_Records from a dataset_.
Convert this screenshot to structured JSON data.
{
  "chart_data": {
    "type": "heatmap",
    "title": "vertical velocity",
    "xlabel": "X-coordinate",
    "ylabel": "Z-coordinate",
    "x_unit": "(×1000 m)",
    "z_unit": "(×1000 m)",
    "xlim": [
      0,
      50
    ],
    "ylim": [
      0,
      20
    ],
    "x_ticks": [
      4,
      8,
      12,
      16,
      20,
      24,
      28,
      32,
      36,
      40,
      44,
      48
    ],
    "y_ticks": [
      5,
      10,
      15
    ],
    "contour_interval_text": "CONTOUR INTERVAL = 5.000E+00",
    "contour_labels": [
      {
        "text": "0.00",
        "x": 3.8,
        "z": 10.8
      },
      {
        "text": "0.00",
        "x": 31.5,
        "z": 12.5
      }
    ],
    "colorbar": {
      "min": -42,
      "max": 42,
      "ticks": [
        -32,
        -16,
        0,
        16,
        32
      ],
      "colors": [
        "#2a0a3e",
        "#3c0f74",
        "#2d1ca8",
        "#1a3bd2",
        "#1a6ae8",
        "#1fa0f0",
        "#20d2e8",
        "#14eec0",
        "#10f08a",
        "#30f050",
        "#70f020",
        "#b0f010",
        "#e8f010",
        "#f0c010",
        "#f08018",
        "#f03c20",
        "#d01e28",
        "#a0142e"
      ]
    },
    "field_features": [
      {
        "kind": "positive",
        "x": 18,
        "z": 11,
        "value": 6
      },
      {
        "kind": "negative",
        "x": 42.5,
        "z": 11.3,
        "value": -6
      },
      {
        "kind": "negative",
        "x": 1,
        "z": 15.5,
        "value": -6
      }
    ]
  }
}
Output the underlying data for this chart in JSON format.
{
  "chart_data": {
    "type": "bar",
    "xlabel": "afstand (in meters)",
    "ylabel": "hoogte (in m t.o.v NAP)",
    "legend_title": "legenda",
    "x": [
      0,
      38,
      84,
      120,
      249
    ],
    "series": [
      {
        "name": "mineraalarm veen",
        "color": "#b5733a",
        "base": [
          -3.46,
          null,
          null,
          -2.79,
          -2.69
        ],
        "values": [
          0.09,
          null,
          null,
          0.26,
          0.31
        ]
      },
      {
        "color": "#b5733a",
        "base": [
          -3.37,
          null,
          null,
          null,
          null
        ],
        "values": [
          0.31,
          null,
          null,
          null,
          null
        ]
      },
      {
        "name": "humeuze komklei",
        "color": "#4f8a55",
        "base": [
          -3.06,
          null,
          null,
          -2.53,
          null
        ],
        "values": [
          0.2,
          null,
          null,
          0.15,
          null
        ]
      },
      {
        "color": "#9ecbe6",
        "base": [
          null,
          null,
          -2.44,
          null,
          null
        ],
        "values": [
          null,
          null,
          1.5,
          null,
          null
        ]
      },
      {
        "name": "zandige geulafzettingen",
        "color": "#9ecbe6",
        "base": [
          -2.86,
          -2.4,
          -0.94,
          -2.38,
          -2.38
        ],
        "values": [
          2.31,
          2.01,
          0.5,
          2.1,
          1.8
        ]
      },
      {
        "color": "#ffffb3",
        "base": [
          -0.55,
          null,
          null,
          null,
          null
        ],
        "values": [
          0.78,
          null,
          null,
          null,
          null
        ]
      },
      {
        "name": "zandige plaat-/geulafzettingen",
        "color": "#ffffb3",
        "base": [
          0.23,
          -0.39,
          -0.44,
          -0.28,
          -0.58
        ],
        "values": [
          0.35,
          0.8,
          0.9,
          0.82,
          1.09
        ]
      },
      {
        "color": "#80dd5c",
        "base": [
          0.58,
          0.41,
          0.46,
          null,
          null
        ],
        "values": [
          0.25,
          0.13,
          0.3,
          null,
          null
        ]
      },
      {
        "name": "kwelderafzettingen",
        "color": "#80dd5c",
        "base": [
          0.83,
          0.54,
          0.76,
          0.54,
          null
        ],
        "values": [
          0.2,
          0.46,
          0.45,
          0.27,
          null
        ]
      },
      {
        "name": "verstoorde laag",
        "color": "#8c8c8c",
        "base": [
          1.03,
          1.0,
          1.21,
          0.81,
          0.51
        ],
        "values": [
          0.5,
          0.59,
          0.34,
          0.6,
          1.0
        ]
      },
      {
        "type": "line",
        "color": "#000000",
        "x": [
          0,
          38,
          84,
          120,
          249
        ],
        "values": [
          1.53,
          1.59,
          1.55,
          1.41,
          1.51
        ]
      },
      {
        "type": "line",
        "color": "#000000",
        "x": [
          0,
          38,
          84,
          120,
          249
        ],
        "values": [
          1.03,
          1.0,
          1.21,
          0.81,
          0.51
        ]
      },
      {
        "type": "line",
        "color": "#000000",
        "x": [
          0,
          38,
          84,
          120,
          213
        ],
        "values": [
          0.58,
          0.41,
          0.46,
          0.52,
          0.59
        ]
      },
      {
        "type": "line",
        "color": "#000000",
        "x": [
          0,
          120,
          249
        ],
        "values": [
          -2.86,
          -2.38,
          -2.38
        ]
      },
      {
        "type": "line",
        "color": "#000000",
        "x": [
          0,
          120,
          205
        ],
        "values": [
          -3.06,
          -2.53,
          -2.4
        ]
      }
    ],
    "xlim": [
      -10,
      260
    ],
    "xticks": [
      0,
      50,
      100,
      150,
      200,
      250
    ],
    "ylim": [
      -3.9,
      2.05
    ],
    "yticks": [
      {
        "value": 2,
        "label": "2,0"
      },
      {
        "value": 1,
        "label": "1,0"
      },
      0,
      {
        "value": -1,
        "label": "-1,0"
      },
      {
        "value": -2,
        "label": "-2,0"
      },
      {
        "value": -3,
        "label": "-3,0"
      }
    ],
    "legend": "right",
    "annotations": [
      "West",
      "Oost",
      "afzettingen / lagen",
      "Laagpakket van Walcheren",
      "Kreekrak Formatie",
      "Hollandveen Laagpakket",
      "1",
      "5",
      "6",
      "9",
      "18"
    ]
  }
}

_CHALLENGE_. Extract every record and return it verbatim.

_ANSWER TO THIS PROBLEM_.
Convert this screenshot to structured JSON data.
{
  "chart_data": {
    "type": "heatmap",
    "title": "vertical velocity",
    "xlabel": "X-coordinate",
    "ylabel": "Z-coordinate",
    "x_unit": "(×1000 m)",
    "z_unit": "(×1000 m)",
    "xlim": [
      0,
      50
    ],
    "ylim": [
      0,
      20
    ],
    "x_ticks": [
      4,
      8,
      12,
      16,
      20,
      24,
      28,
      32,
      36,
      40,
      44,
      48
    ],
    "y_ticks": [
      5,
      10,
      15
    ],
    "contour_interval_text": "CONTOUR INTERVAL = 5.000E+00",
    "contour_labels": [
      {
        "text": "0.00",
        "x": 3.8,
        "z": 10.8
      },
      {
        "text": "0.00",
        "x": 31.5,
        "z": 12.5
      }
    ],
    "colorbar": {
      "min": -42,
      "max": 42,
      "ticks": [
        -32,
        -16,
        0,
        16,
        32
      ],
      "colors": [
        "#2a0a3e",
        "#3c0f74",
        "#2d1ca8",
        "#1a3bd2",
        "#1a6ae8",
        "#1fa0f0",
        "#20d2e8",
        "#14eec0",
        "#10f08a",
        "#30f050",
        "#70f020",
        "#b0f010",
        "#e8f010",
        "#f0c010",
        "#f08018",
        "#f03c20",
        "#d01e28",
        "#a0142e"
      ]
    },
    "field_features": [
      {
        "kind": "positive",
        "x": 18,
        "z": 11,
        "value": 6
      },
      {
        "kind": "negative",
        "x": 42.5,
        "z": 11.3,
        "value": -6
      },
      {
        "kind": "negative",
        "x": 1,
        "z": 15.5,
        "value": -6
      }
    ]
  }
}
Output the underlying data for this chart in JSON format.
{
  "chart_data": {
    "type": "bar",
    "xlabel": "afstand (in meters)",
    "ylabel": "hoogte (in m t.o.v NAP)",
    "legend_title": "legenda",
    "x": [
      0,
      38,
      84,
      120,
      249
    ],
    "series": [
      {
        "name": "mineraalarm veen",
        "color": "#b5733a",
        "base": [
          -3.46,
          null,
          null,
          -2.79,
          -2.69
        ],
        "values": [
          0.09,
          null,
          null,
          0.26,
          0.31
        ]
      },
      {
        "color": "#b5733a",
        "base": [
          -3.37,
          null,
          null,
          null,
          null
        ],
        "values": [
          0.31,
          null,
          null,
          null,
          null
        ]
      },
      {
        "name": "humeuze komklei",
        "color": "#4f8a55",
        "base": [
          -3.06,
          null,
          null,
          -2.53,
          null
        ],
        "values": [
          0.2,
          null,
          null,
          0.15,
          null
        ]
      },
      {
        "color": "#9ecbe6",
        "base": [
          null,
          null,
          -2.44,
          null,
          null
        ],
        "values": [
          null,
          null,
          1.5,
          null,
          null
        ]
      },
      {
        "name": "zandige geulafzettingen",
        "color": "#9ecbe6",
        "base": [
          -2.86,
          -2.4,
          -0.94,
          -2.38,
          -2.38
        ],
        "values": [
          2.31,
          2.01,
          0.5,
          2.1,
          1.8
        ]
      },
      {
        "color": "#ffffb3",
        "base": [
          -0.55,
          null,
          null,
          null,
          null
        ],
        "values": [
          0.78,
          null,
          null,
          null,
          null
        ]
      },
      {
        "name": "zandige plaat-/geulafzettingen",
        "color": "#ffffb3",
        "base": [
          0.23,
          -0.39,
          -0.44,
          -0.28,
          -0.58
        ],
        "values": [
          0.35,
          0.8,
          0.9,
          0.82,
          1.09
        ]
      },
      {
        "color": "#80dd5c",
        "base": [
          0.58,
          0.41,
          0.46,
          null,
          null
        ],
        "values": [
          0.25,
          0.13,
          0.3,
          null,
          null
        ]
      },
      {
        "name": "kwelderafzettingen",
        "color": "#80dd5c",
        "base": [
          0.83,
          0.54,
          0.76,
          0.54,
          null
        ],
        "values": [
          0.2,
          0.46,
          0.45,
          0.27,
          null
        ]
      },
      {
        "name": "verstoorde laag",
        "color": "#8c8c8c",
        "base": [
          1.03,
          1.0,
          1.21,
          0.81,
          0.51
        ],
        "values": [
          0.5,
          0.59,
          0.34,
          0.6,
          1.0
        ]
      },
      {
        "type": "line",
        "color": "#000000",
        "x": [
          0,
          38,
          84,
          120,
          249
        ],
        "values": [
          1.53,
          1.59,
          1.55,
          1.41,
          1.51
        ]
      },
      {
        "type": "line",
        "color": "#000000",
        "x": [
          0,
          38,
          84,
          120,
          249
        ],
        "values": [
          1.03,
          1.0,
          1.21,
          0.81,
          0.51
        ]
      },
      {
        "type": "line",
        "color": "#000000",
        "x": [
          0,
          38,
          84,
          120,
          213
        ],
        "values": [
          0.58,
          0.41,
          0.46,
          0.52,
          0.59
        ]
      },
      {
        "type": "line",
        "color": "#000000",
        "x": [
          0,
          120,
          249
        ],
        "values": [
          -2.86,
          -2.38,
          -2.38
        ]
      },
      {
        "type": "line",
        "color": "#000000",
        "x": [
          0,
          120,
          205
        ],
        "values": [
          -3.06,
          -2.53,
          -2.4
        ]
      }
    ],
    "xlim": [
      -10,
      260
    ],
    "xticks": [
      0,
      50,
      100,
      150,
      200,
      250
    ],
    "ylim": [
      -3.9,
      2.05
    ],
    "yticks": [
      {
        "value": 2,
        "label": "2,0"
      },
      {
        "value": 1,
        "label": "1,0"
      },
      0,
      {
        "value": -1,
        "label": "-1,0"
      },
      {
        "value": -2,
        "label": "-2,0"
      },
      {
        "value": -3,
        "label": "-3,0"
      }
    ],
    "legend": "right",
    "annotations": [
      "West",
      "Oost",
      "afzettingen / lagen",
      "Laagpakket van Walcheren",
      "Kreekrak Formatie",
      "Hollandveen Laagpakket",
      "1",
      "5",
      "6",
      "9",
      "18"
    ]
  }
}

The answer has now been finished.